» **Excerpted passage**
════

Poet Judith Skillman’s “Titanium Seed,” published recently in the Journal of the American Medical Association, describes the new “part of flesh inside” that is hers “to carry through / airports, not setting off / any alarms, they assure me, / not anything other than / a placeholder for cancer.”

She depicts the experience of getting a breast ultrasound, “the technician rubbing her wand / over and up hills of black / and white.” Skillman’s poem illustrates the anxiety associated with waiting for a diagnosis, the uncertainty of the pause that occurs after an aberrancy is found but before a definitive answer is revealed.

The seed represents an alteration of Skillman’s body, this reality of the possibility of cancer she harbors in her flesh unseen. She outlines how the patient is at the mercy of the medical diagnostician, describing how she lies “between two triangle pillows – / placed like an offering / to this Demi god who may / or may not find what appeared / on his screens.”

Writing Prompt: Think of a time you had a biopsy or lab test or imaging done and had to wait for the results. Sit in that space of uncertainty. Describe the experience. Did colors return, as they did for Skillman, when she receives a benign diagnosis? How did knowing contrast with the period of waiting? Try writing about this space of waiting from both the patient and medical provider’s viewpoint. Write for 10 minutes.

════

» **Material shown**
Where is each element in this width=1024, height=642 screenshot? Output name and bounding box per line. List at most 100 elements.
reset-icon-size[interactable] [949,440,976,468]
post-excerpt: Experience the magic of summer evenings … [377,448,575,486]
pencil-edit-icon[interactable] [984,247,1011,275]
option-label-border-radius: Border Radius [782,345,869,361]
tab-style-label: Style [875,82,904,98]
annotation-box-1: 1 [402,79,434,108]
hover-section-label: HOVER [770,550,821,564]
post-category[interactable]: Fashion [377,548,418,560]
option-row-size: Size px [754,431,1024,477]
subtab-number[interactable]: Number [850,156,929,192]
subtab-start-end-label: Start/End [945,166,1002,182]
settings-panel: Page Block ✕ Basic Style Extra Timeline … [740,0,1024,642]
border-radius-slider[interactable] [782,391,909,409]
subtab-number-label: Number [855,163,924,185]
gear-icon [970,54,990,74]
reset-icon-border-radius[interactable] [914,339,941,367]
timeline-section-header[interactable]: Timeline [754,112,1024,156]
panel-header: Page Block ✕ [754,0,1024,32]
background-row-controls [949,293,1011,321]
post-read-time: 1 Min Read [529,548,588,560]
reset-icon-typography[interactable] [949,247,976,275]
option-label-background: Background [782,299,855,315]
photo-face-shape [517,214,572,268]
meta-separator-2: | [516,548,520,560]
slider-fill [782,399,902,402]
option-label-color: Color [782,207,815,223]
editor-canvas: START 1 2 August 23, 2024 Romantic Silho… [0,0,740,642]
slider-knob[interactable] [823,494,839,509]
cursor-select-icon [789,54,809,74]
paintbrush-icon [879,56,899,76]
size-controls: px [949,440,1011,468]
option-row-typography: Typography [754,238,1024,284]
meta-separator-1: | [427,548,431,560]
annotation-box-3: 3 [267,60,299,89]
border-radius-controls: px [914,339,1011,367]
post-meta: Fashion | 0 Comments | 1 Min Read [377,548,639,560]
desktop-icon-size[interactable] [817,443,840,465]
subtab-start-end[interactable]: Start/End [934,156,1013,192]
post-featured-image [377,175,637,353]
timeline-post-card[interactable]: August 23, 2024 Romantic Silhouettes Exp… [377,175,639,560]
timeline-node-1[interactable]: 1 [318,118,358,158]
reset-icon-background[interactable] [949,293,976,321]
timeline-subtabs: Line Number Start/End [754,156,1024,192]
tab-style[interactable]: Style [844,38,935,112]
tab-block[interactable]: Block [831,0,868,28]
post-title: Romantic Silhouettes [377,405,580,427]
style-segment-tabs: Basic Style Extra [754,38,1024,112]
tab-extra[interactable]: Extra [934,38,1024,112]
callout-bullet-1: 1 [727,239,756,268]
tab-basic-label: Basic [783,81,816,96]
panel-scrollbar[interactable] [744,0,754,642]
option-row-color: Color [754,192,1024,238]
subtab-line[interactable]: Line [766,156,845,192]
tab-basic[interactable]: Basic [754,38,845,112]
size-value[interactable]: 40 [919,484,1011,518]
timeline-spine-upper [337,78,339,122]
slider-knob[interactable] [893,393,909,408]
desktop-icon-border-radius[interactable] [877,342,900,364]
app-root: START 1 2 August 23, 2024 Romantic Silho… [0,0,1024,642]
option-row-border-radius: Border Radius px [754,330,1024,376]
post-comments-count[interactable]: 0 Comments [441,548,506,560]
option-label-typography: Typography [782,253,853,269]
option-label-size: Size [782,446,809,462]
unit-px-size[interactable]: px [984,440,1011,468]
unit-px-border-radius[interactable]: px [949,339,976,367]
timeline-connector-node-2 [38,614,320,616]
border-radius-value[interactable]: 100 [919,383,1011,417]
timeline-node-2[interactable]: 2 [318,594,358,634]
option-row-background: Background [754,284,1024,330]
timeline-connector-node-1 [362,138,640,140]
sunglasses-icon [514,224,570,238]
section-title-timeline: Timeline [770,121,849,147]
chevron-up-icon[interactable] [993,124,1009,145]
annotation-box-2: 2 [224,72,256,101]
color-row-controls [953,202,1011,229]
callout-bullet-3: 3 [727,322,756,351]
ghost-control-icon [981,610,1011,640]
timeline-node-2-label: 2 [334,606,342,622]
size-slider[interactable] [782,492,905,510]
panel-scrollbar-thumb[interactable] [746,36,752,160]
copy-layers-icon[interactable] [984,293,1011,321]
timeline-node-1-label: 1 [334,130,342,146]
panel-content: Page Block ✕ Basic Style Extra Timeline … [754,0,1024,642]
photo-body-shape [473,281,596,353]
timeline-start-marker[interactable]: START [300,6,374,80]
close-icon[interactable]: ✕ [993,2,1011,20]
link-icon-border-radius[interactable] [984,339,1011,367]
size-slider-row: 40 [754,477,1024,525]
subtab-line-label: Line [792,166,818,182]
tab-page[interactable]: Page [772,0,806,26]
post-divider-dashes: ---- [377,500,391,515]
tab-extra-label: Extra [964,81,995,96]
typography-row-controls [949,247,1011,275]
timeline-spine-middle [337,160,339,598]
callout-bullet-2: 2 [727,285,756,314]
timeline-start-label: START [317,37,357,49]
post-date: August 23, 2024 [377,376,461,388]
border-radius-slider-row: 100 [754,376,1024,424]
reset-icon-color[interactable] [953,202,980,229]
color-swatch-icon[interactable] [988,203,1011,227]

════

» **What the exercise asks**
Repeat the passage on Judith Skillman's poem "Titanium Seed" in full, word for word.

» **Solution to this task**
Poet Judith Skillman’s “Titanium Seed,” published recently in the Journal of the American Medical Association, describes the new “part of flesh inside” that is hers “to carry through / airports, not setting off / any alarms, they assure me, / not anything other than / a placeholder for cancer.”

She depicts the experience of getting a breast ultrasound, “the technician rubbing her wand / over and up hills of black / and white.” Skillman’s poem illustrates the anxiety associated with waiting for a diagnosis, the uncertainty of the pause that occurs after an aberrancy is found but before a definitive answer is revealed.

The seed represents an alteration of Skillman’s body, this reality of the possibility of cancer she harbors in her flesh unseen. She outlines how the patient is at the mercy of the medical diagnostician, describing how she lies “between two triangle pillows – / placed like an offering / to this Demi god who may / or may not find what appeared / on his screens.”

Writing Prompt: Think of a time you had a biopsy or lab test or imaging done and had to wait for the results. Sit in that space of uncertainty. Describe the experience. Did colors return, as they did for Skillman, when she receives a benign diagnosis? How did knowing contrast with the period of waiting? Try writing about this space of waiting from both the patient and medical provider’s viewpoint. Write for 10 minutes.